** START Extracted material **

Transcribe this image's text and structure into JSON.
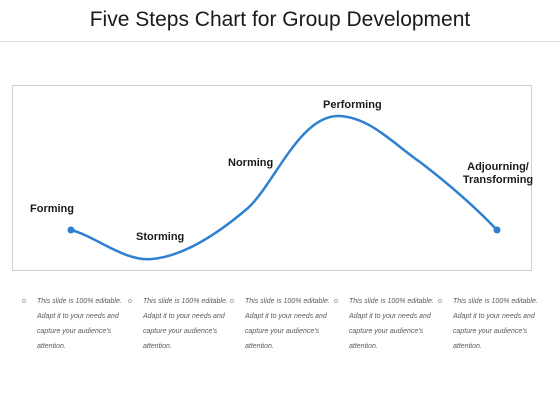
{
  "title": "Five Steps Chart for Group Development",
  "colors": {
    "curve": "#2f80d1",
    "marker": "#2f80d1",
    "border": "#cfcfcf"
  },
  "stages": [
    {
      "label": "Forming"
    },
    {
      "label": "Storming"
    },
    {
      "label": "Norming"
    },
    {
      "label": "Performing"
    },
    {
      "label": "Adjourning/ Transforming"
    }
  ],
  "notes": [
    {
      "bullet": "o",
      "text": "This slide is 100% editable. Adapt it to your needs and capture your audience's attention."
    },
    {
      "bullet": "o",
      "text": "This slide is 100% editable. Adapt it to your needs and capture your audience's attention."
    },
    {
      "bullet": "o",
      "text": "This slide is 100% editable. Adapt it to your needs and capture your audience's attention."
    },
    {
      "bullet": "o",
      "text": "This slide is 100% editable. Adapt it to your needs and capture your audience's attention."
    },
    {
      "bullet": "o",
      "text": "This slide is 100% editable. Adapt it to your needs and capture your audience's attention."
    }
  ]
}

** END Extracted material **

*Task brief*: Scan the records above, count the lines with "label" in them, and give only the number.

*Expected answer*: 5